### Task objective
Lift out all lines below that contain "Year".

Items from a figure collection
>>>
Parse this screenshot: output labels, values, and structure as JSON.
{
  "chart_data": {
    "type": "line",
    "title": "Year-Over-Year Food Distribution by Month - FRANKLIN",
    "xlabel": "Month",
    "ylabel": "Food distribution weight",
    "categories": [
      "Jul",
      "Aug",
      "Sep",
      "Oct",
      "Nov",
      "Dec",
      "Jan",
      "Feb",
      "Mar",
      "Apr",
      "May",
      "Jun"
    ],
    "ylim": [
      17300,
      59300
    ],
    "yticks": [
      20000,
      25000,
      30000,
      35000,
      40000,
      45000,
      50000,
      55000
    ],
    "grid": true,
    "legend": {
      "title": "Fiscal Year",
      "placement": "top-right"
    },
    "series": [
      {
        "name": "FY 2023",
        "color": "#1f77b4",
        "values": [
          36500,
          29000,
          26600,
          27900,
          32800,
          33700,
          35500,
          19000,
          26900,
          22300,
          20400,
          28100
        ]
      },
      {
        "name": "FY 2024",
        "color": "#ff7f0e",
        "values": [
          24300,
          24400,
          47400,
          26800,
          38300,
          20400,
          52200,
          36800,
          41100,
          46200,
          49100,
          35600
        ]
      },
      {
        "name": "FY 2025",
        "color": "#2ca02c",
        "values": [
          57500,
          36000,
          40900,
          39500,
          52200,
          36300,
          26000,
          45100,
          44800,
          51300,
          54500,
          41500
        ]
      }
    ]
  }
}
<<<
>>>
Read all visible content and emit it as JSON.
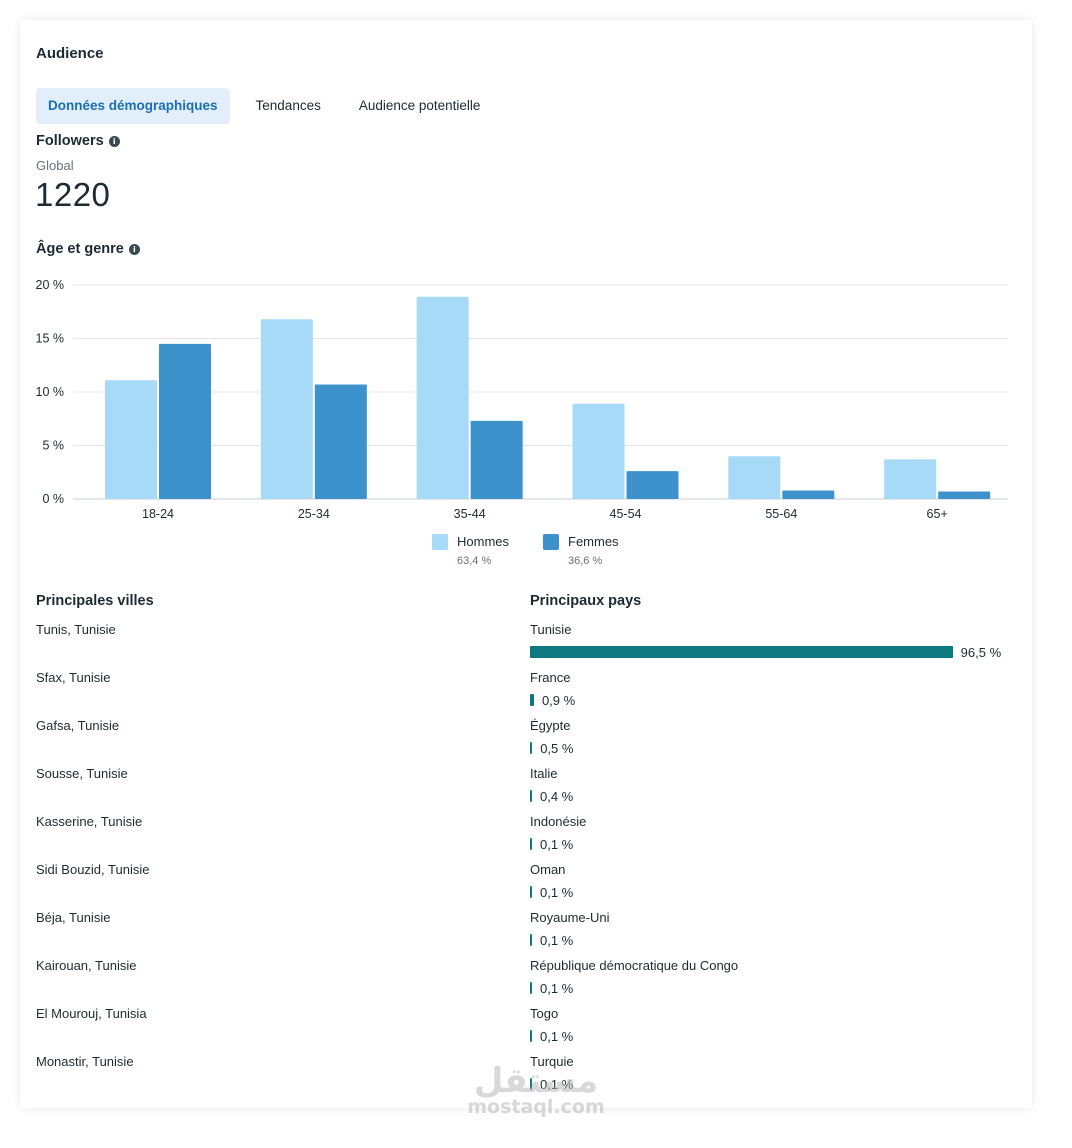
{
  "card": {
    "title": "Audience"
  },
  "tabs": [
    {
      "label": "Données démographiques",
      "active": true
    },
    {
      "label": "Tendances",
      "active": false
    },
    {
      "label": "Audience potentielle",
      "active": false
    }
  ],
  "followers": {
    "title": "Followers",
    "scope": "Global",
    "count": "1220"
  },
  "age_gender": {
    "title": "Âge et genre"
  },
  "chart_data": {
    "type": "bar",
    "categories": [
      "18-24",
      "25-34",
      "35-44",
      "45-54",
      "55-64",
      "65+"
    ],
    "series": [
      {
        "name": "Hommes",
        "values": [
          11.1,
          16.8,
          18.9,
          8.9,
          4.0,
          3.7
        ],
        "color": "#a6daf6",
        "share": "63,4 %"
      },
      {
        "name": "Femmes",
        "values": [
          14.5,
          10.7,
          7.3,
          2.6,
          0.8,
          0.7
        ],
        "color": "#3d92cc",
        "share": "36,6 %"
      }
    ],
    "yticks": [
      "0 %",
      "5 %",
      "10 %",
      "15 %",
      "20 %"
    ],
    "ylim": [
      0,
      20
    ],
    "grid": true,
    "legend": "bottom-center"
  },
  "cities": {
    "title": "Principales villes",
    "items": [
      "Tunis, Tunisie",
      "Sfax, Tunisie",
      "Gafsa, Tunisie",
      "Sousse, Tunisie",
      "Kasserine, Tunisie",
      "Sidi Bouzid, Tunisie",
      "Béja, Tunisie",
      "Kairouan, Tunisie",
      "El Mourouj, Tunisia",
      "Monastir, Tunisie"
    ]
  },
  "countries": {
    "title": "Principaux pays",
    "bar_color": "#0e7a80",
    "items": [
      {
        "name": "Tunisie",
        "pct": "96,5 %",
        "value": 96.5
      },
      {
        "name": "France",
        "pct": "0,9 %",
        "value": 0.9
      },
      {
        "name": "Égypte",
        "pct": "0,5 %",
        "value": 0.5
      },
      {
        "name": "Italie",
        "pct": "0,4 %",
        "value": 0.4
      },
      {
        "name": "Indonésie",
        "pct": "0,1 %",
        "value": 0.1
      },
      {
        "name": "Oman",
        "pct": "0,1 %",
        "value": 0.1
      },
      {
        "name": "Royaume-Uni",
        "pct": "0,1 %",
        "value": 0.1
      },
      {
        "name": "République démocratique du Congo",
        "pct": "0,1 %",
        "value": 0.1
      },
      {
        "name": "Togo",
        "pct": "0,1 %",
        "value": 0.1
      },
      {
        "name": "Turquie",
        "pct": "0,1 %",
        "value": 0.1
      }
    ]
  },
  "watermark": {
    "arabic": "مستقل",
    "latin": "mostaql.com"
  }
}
<<<
### Answer to this problem
    "title": "Year-Over-Year Food Distribution by Month - FRANKLIN",
      "title": "Fiscal Year",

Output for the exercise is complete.